++++ Task input
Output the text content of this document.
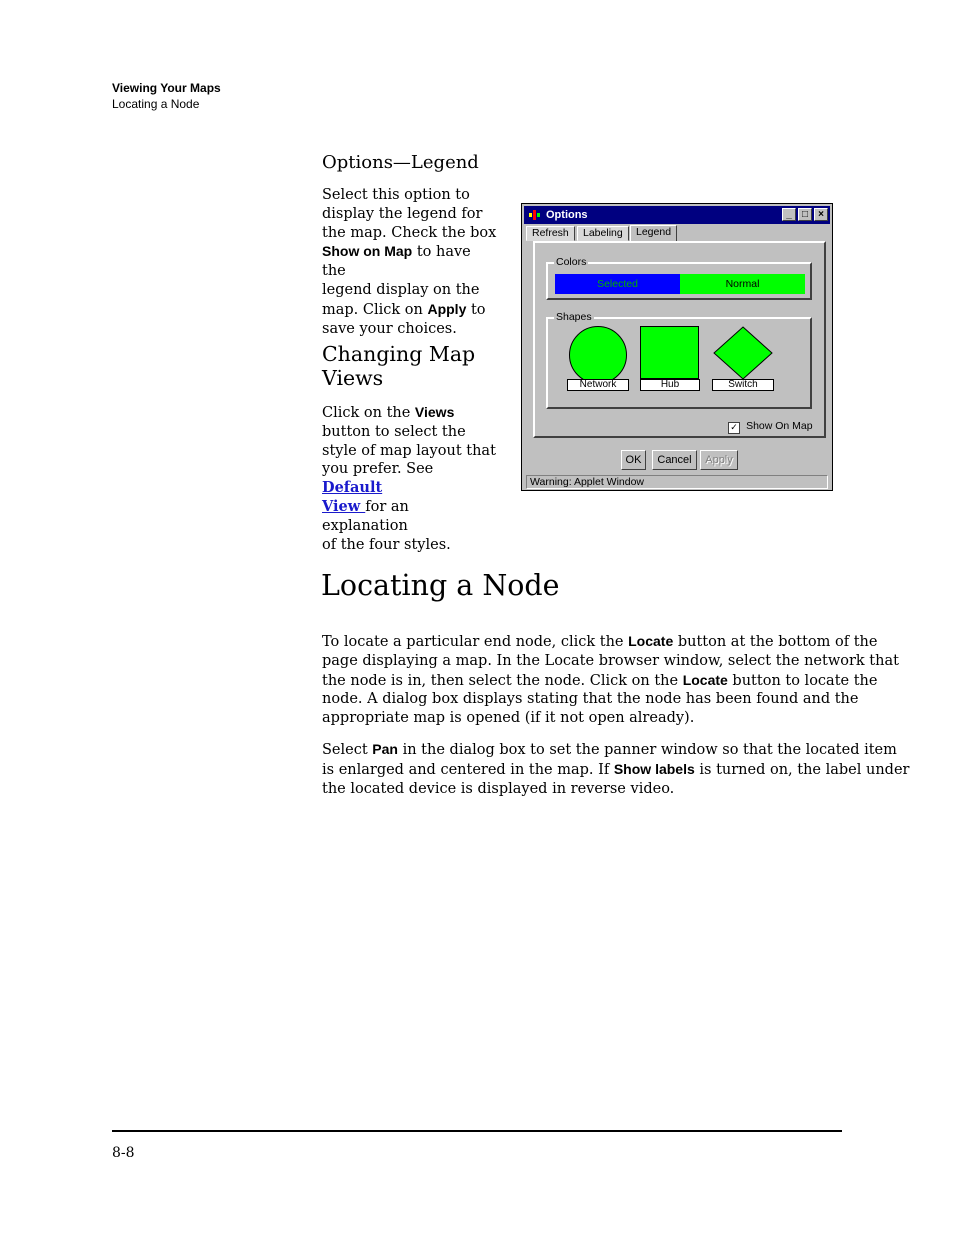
Viewing Your Maps
Locating a Node
Options—Legend
Select this option to
display the legend for
the map. Check the box
Show on Map to have the
legend display on the
map. Click on Apply to
save your choices.
Changing Map
Views
Click on the Views
button to select the
style of map layout that
you prefer. See Default
View for an explanation
of the four styles.
Options	_	□	×
Refresh	Labeling	Legend
Colors
Selected	Normal
Shapes
Network	Hub	Switch
✓ Show On Map
OK	Cancel	Apply
Warning: Applet Window
Locating a Node
To locate a particular end node, click the Locate button at the bottom of the
page displaying a map. In the Locate browser window, select the network that
the node is in, then select the node. Click on the Locate button to locate the
node. A dialog box displays stating that the node has been found and the
appropriate map is opened (if it not open already).
Select Pan in the dialog box to set the panner window so that the located item
is enlarged and centered in the map. If Show labels is turned on, the label under
the located device is displayed in reverse video.
8-8
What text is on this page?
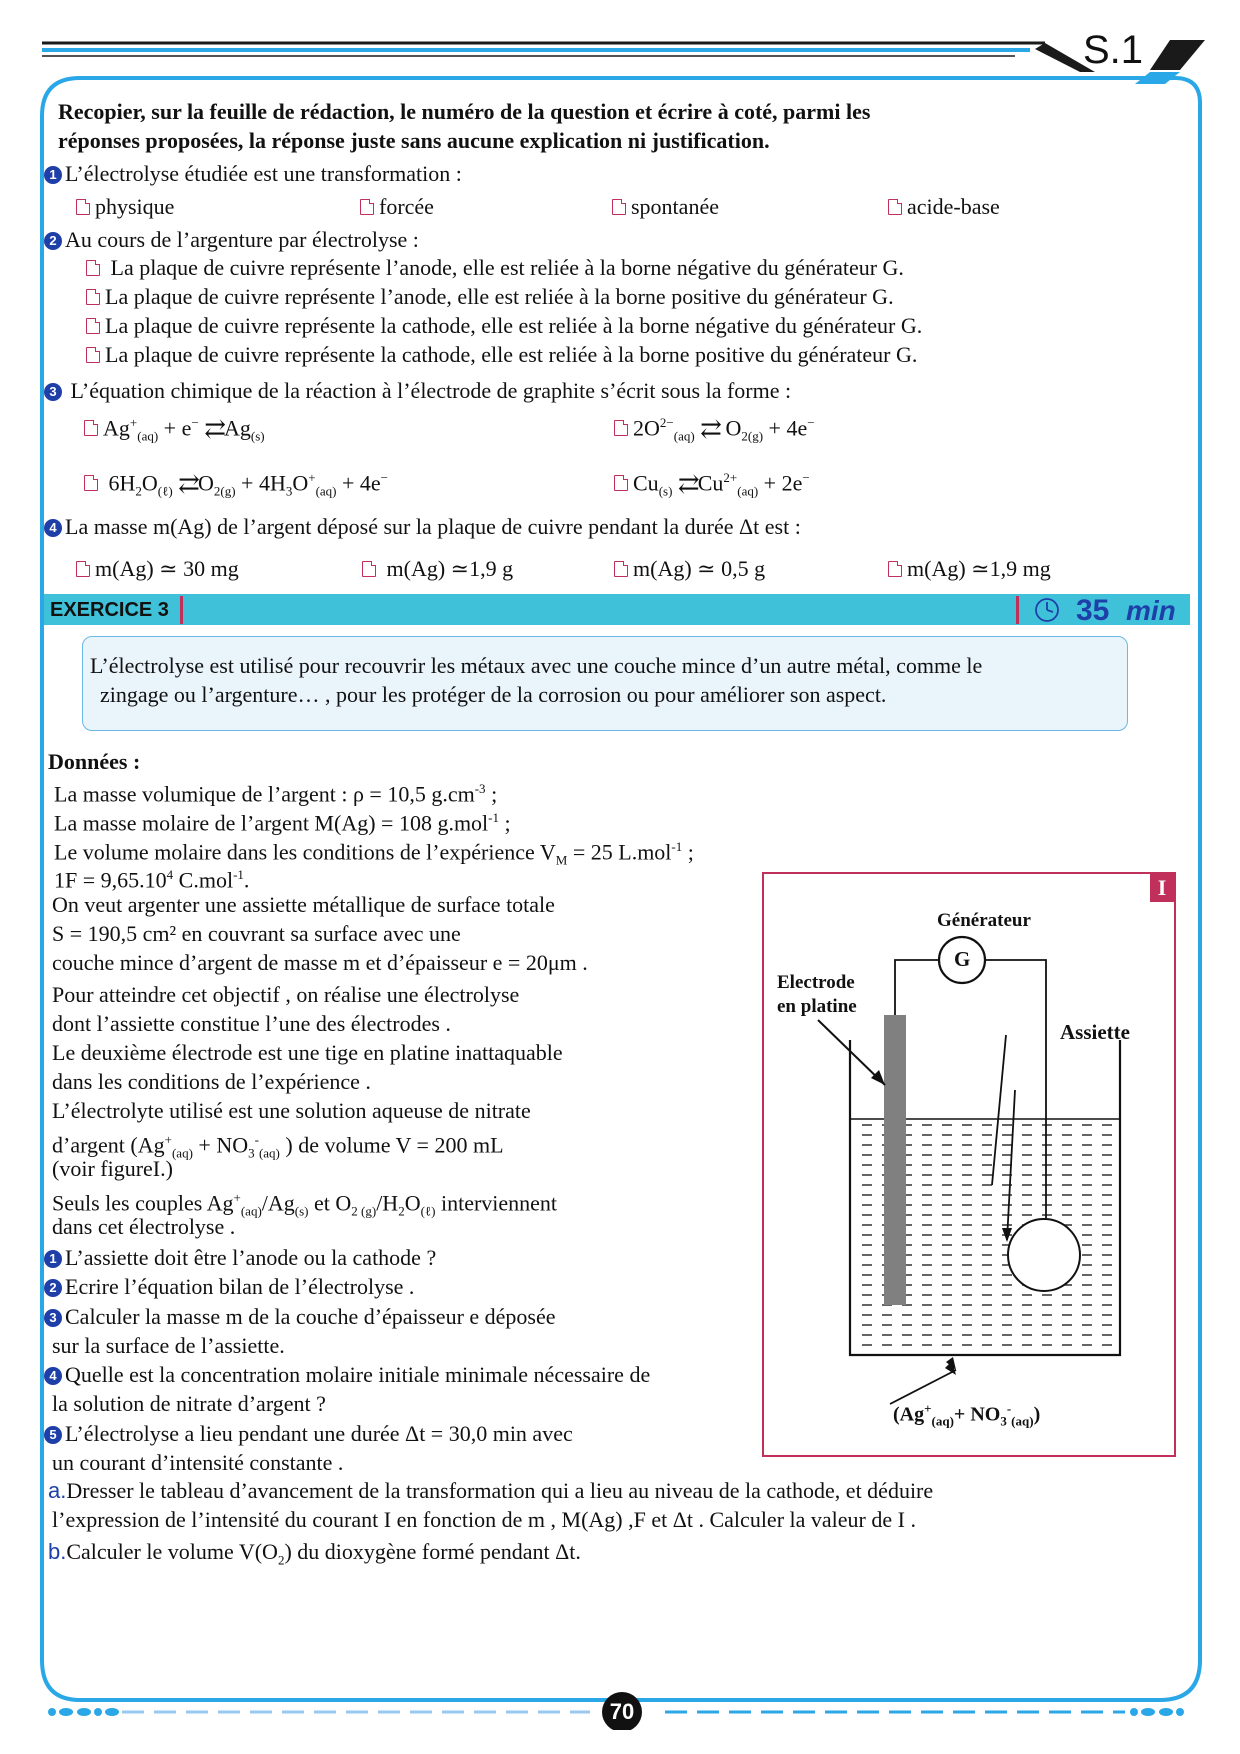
S.1
Recopier, sur la feuille de rédaction, le numéro de la question et écrire à coté, parmi les
réponses proposées, la réponse juste sans aucune explication ni justification.
1 L’électrolyse étudiée est une transformation :
physique	forcée	spontanée	acide-base
2 Au cours de l’argenture par électrolyse :
La plaque de cuivre représente l’anode, elle est reliée à la borne négative du générateur G.
La plaque de cuivre représente l’anode, elle est reliée à la borne positive du générateur G.
La plaque de cuivre représente la cathode, elle est reliée à la borne négative du générateur G.
La plaque de cuivre représente la cathode, elle est reliée à la borne positive du générateur G.
3 L’équation chimique de la réaction à l’électrode de graphite s’écrit sous la forme :
$Ag^+_{(aq)} + e^-$ $⇄Ag_{(s)}$	$2O^{2-}_{(aq)}$ ⇄ $O_{2(g)} + 4e^-$
$6H_2O_{(\ell)}$ $⇄O_{2(g)} + 4H_3O^+_{(aq)} + 4e^-$	$Cu_{(s)}$ $⇄Cu^{2+}_{(aq)} + 2e^-$
4 La masse m(Ag) de l’argent déposé sur la plaque de cuivre pendant la durée Δt est :
m(Ag) ≃ 30 mg	m(Ag) ≃1,9 g	m(Ag) ≃ 0,5 g	m(Ag) ≃1,9 mg
EXERCICE 3	35 min
L’électrolyse est utilisé pour recouvrir les métaux avec une couche mince d’un autre métal, comme le
zingage ou l’argenture… , pour les protéger de la corrosion ou pour améliorer son aspect.
Données :
La masse volumique de l’argent : ρ = 10,5 $g.cm^{-3}$ ;
La masse molaire de l’argent M(Ag) = 108 g.mol$^{-1}$ ;
Le volume molaire dans les conditions de l’expérience $V_M = 25$ L.mol$^{-1}$ ;
$1F = 9,65.10^4$ C.mol$^{-1}$.
On veut argenter une assiette métallique de surface totale
S = 190,5 cm² en couvrant sa surface avec une
couche mince d’argent de masse m et d’épaisseur e = 20μm .
Pour atteindre cet objectif , on réalise une électrolyse
dont l’assiette constitue l’une des électrodes .
Le deuxième électrode est une tige en platine inattaquable
dans les conditions de l’expérience .
L’électrolyte utilisé est une solution aqueuse de nitrate
d’argent ($Ag^+_{(aq)} + NO_3^-_{(aq)}$ ) de volume V = 200 mL
(voir figureI.)
Seuls les couples $Ag^+_{(aq)}/Ag_{(s)}$ et $O_{2 (g)}/H_2O_{(\ell)}$ interviennent
dans cet électrolyse .
1 L’assiette doit être l’anode ou la cathode ?
2 Ecrire l’équation bilan de l’électrolyse .
3 Calculer la masse m de la couche d’épaisseur e déposée
sur la surface de l’assiette.
4 Quelle est la concentration molaire initiale minimale nécessaire de
la solution de nitrate d’argent ?
5 L’électrolyse a lieu pendant une durée Δt = 30,0 min avec
un courant d’intensité constante .
a.Dresser le tableau d’avancement de la transformation qui a lieu au niveau de la cathode, et déduire
l’expression de l’intensité du courant I en fonction de m , M(Ag) ,F et Δt . Calculer la valeur de I .
b.Calculer le volume $V(O_2)$ du dioxygène formé pendant Δt.
I
Générateur
G
Electrode
en platine
Assiette
$(Ag^+_{(aq)}+ NO_3^-_{(aq)})$
70
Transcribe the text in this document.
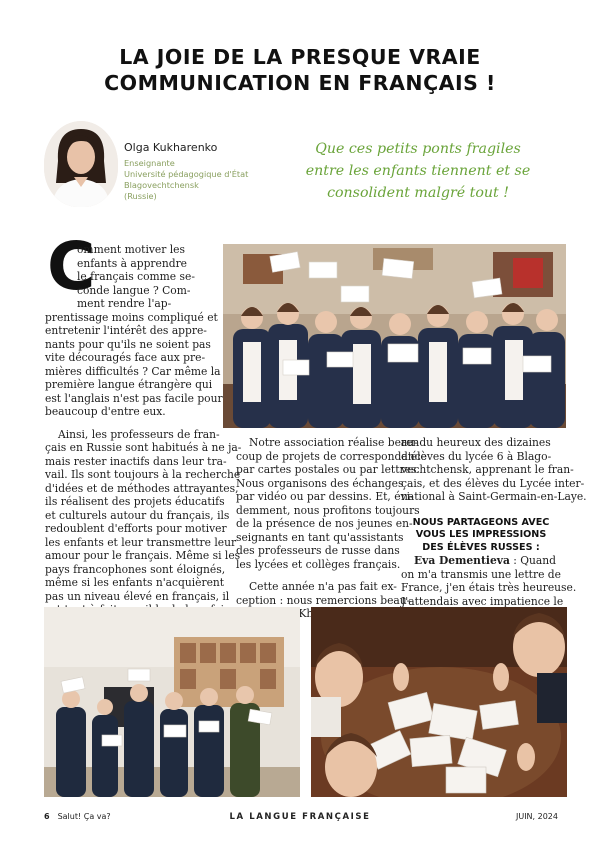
LA JOIE DE LA PRESQUE VRAIE
COMMUNICATION EN FRANÇAIS !
Olga Kukharenko
Enseignante
Université pédagogique d'État
Blagovechtchensk
(Russie)
Que ces petits ponts fragiles
entre les enfants tiennent et se
consolident malgré tout !
C

omment motiver les

enfants à apprendre

le français comme se-

conde langue ? Com-

ment rendre l'ap-

prentissage moins compliqué et

entretenir l'intérêt des appre-

nants pour qu'ils ne soient pas

vite découragés face aux pre-

mières difficultés ? Car même la

première langue étrangère qui

est l'anglais n'est pas facile pour

beaucoup d'entre eux.

Ainsi, les professeurs de fran-

çais en Russie sont habitués à ne ja-

mais rester inactifs dans leur tra-

vail. Ils sont toujours à la recherche

d'idées et de méthodes attrayantes,

ils réalisent des projets éducatifs

et culturels autour du français, ils

redoublent d'efforts pour motiver

les enfants et leur transmettre leur

amour pour le français. Même si les

pays francophones sont éloignés,

même si les enfants n'acquièrent

pas un niveau élevé en français, il

Notre association réalise beau-

coup de projets de correspondance

par cartes postales ou par lettres.

Nous organisons des échanges

par vidéo ou par dessins. Et, évi-

demment, nous profitons toujours

de la présence de nos jeunes en-

seignants en tant qu'assistants

des professeurs de russe dans

les lycées et collèges français.

Cette année n'a pas fait ex-

ception : nous remercions beau-

rendu heureux des dizaines

d'élèves du lycée 6 à Blago-

vechtchensk, apprenant le fran-

çais, et des élèves du Lycée inter-

national à Saint-Germain-en-Laye.

NOUS PARTAGEONS AVEC
VOUS LES IMPRESSIONS
DES ÉLÈVES RUSSES :

Eva Dementieva : Quand

on m'a transmis une lettre de

France, j'en étais très heureuse.

J'attendais avec impatience le

6 Salut! Ça va?	LA LANGUE FRANÇAISE	JUIN, 2024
++++++++
_Problem_
Across the material above, how many lines include the string "couche"? Only the number is wanted.

_Solution_
3